The task:
From the line with "What does this" through the final line, please write out the listing exactly, including both of those lines.

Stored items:
□ □ □ □
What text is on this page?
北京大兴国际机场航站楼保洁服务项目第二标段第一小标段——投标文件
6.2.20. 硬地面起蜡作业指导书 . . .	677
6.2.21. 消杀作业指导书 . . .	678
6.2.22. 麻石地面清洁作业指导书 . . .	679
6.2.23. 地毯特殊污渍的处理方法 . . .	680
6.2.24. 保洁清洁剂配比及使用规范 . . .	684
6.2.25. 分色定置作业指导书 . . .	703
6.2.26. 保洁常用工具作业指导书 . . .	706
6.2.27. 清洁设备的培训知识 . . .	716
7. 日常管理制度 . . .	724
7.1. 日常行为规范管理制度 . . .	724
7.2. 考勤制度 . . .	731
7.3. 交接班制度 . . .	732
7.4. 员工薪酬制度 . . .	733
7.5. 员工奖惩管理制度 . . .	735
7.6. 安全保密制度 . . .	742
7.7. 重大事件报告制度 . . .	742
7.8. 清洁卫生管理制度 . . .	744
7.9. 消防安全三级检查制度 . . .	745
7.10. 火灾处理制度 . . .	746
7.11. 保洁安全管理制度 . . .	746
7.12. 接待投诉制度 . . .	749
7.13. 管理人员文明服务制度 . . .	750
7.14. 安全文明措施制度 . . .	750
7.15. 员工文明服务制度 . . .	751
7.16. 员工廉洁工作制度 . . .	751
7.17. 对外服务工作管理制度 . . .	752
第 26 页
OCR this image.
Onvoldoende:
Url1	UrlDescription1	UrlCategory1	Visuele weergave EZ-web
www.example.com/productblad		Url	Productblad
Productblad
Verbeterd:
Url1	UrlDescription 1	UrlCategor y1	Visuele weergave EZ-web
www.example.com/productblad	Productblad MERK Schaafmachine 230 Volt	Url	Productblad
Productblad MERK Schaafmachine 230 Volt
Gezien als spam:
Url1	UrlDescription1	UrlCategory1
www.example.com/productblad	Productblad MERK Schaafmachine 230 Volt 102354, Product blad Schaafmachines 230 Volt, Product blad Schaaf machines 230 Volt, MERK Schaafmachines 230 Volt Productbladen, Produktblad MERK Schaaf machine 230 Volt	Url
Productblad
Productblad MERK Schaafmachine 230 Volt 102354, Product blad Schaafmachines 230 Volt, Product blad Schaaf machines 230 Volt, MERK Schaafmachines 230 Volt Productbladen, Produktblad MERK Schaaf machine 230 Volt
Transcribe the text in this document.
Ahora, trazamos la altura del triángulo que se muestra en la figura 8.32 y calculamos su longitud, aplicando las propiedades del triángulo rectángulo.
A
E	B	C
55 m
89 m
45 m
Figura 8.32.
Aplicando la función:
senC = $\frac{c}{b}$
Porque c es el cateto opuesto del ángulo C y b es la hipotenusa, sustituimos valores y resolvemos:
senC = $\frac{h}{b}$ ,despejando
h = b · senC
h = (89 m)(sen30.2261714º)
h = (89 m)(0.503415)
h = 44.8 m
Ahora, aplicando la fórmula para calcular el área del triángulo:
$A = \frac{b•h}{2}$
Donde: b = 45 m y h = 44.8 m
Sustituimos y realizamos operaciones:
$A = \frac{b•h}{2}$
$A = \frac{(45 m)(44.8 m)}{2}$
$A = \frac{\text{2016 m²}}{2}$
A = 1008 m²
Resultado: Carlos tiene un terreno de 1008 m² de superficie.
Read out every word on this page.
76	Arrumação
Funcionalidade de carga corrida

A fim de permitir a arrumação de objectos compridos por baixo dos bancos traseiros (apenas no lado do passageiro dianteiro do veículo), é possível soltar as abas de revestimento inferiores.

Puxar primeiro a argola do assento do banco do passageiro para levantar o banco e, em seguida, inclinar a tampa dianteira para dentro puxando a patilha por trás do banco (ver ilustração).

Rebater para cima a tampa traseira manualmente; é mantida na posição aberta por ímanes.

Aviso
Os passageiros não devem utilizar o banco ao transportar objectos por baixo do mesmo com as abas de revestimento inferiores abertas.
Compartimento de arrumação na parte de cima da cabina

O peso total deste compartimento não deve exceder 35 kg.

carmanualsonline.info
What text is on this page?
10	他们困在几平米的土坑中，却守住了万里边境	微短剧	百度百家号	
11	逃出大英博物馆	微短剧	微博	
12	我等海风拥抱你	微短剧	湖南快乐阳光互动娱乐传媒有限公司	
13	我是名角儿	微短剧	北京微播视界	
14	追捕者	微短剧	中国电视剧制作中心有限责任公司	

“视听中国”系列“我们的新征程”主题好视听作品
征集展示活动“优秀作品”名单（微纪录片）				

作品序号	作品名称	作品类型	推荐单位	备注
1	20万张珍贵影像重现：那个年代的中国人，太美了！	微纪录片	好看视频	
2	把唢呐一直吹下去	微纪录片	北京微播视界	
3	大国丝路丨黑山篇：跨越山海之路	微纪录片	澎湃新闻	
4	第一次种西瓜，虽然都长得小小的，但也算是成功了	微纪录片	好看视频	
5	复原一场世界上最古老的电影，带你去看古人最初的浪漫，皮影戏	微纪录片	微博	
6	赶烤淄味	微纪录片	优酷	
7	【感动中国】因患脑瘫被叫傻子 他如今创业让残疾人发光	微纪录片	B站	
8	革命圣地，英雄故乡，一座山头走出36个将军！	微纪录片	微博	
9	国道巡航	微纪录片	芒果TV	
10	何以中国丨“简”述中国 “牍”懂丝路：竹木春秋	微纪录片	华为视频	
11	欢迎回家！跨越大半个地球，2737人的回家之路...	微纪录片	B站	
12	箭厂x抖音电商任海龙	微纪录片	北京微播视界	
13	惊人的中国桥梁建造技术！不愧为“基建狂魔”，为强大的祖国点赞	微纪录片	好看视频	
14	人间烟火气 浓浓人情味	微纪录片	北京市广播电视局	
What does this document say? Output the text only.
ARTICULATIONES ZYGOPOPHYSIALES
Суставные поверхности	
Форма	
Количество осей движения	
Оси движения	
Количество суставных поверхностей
□ □ □ □
Expected output:
What does this document say? Output the text only.
ARTICULATIONES ZYGOPOPHYSIALES
Суставные поверхности	
Форма	
Количество осей движения	
Оси движения	
Количество суставных поверхностей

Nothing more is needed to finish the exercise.